WRITTEN EXERCISE
Leave out the pictures; transcribe all else exactly.

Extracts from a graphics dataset
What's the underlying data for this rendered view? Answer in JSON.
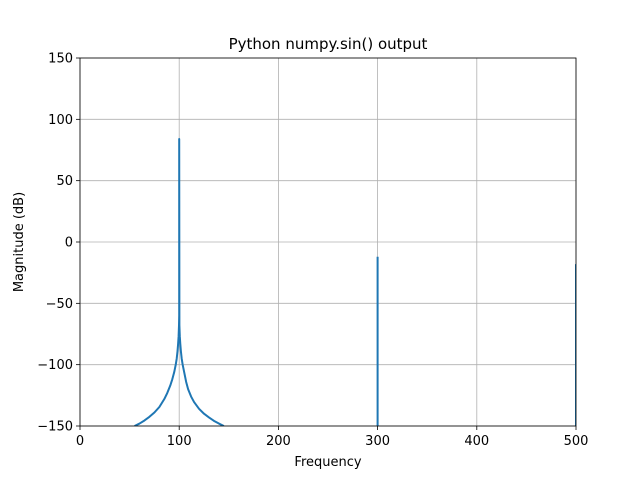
{
  "chart_data": {
    "type": "line",
    "title": "Python numpy.sin() output",
    "xlabel": "Frequency",
    "ylabel": "Magnitude (dB)",
    "xlim": [
      0,
      500
    ],
    "ylim": [
      -150,
      150
    ],
    "xticks": [
      0,
      100,
      200,
      300,
      400,
      500
    ],
    "yticks": [
      -150,
      -100,
      -50,
      0,
      50,
      100,
      150
    ],
    "xtick_labels": [
      "0",
      "100",
      "200",
      "300",
      "400",
      "500"
    ],
    "ytick_labels": [
      "−150",
      "−100",
      "−50",
      "0",
      "50",
      "100",
      "150"
    ],
    "grid": true,
    "color": "#1f77b4",
    "series": [
      {
        "x": [
          55,
          60,
          65,
          70,
          75,
          80,
          85,
          88,
          91,
          93,
          95,
          96.5,
          97.5,
          98.3,
          98.9,
          99.4,
          99.8,
          100,
          100,
          100.2,
          100.6,
          101.1,
          101.7,
          102.5,
          103.5,
          105,
          107,
          109,
          112,
          115,
          120,
          125,
          130,
          135,
          140,
          145
        ],
        "y": [
          -150,
          -148,
          -145.5,
          -142.5,
          -139,
          -134.5,
          -128,
          -123,
          -117,
          -112,
          -106,
          -100,
          -95,
          -89,
          -83,
          -77,
          -68,
          -60,
          84,
          -68,
          -77,
          -83,
          -89,
          -95,
          -100,
          -106,
          -114,
          -120,
          -126,
          -130.5,
          -136,
          -140,
          -143,
          -145.8,
          -148,
          -150
        ]
      },
      {
        "x": [
          300,
          300
        ],
        "y": [
          -150,
          -12
        ]
      },
      {
        "x": [
          500,
          500
        ],
        "y": [
          -150,
          -18
        ]
      }
    ]
  }
}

RESULT OF THE TASK
What's the underlying data for this rendered view? Answer in JSON.
{
  "chart_data": {
    "type": "line",
    "title": "Python numpy.sin() output",
    "xlabel": "Frequency",
    "ylabel": "Magnitude (dB)",
    "xlim": [
      0,
      500
    ],
    "ylim": [
      -150,
      150
    ],
    "xticks": [
      0,
      100,
      200,
      300,
      400,
      500
    ],
    "yticks": [
      -150,
      -100,
      -50,
      0,
      50,
      100,
      150
    ],
    "xtick_labels": [
      "0",
      "100",
      "200",
      "300",
      "400",
      "500"
    ],
    "ytick_labels": [
      "−150",
      "−100",
      "−50",
      "0",
      "50",
      "100",
      "150"
    ],
    "grid": true,
    "color": "#1f77b4",
    "series": [
      {
        "x": [
          55,
          60,
          65,
          70,
          75,
          80,
          85,
          88,
          91,
          93,
          95,
          96.5,
          97.5,
          98.3,
          98.9,
          99.4,
          99.8,
          100,
          100,
          100.2,
          100.6,
          101.1,
          101.7,
          102.5,
          103.5,
          105,
          107,
          109,
          112,
          115,
          120,
          125,
          130,
          135,
          140,
          145
        ],
        "y": [
          -150,
          -148,
          -145.5,
          -142.5,
          -139,
          -134.5,
          -128,
          -123,
          -117,
          -112,
          -106,
          -100,
          -95,
          -89,
          -83,
          -77,
          -68,
          -60,
          84,
          -68,
          -77,
          -83,
          -89,
          -95,
          -100,
          -106,
          -114,
          -120,
          -126,
          -130.5,
          -136,
          -140,
          -143,
          -145.8,
          -148,
          -150
        ]
      },
      {
        "x": [
          300,
          300
        ],
        "y": [
          -150,
          -12
        ]
      },
      {
        "x": [
          500,
          500
        ],
        "y": [
          -150,
          -18
        ]
      }
    ]
  }
}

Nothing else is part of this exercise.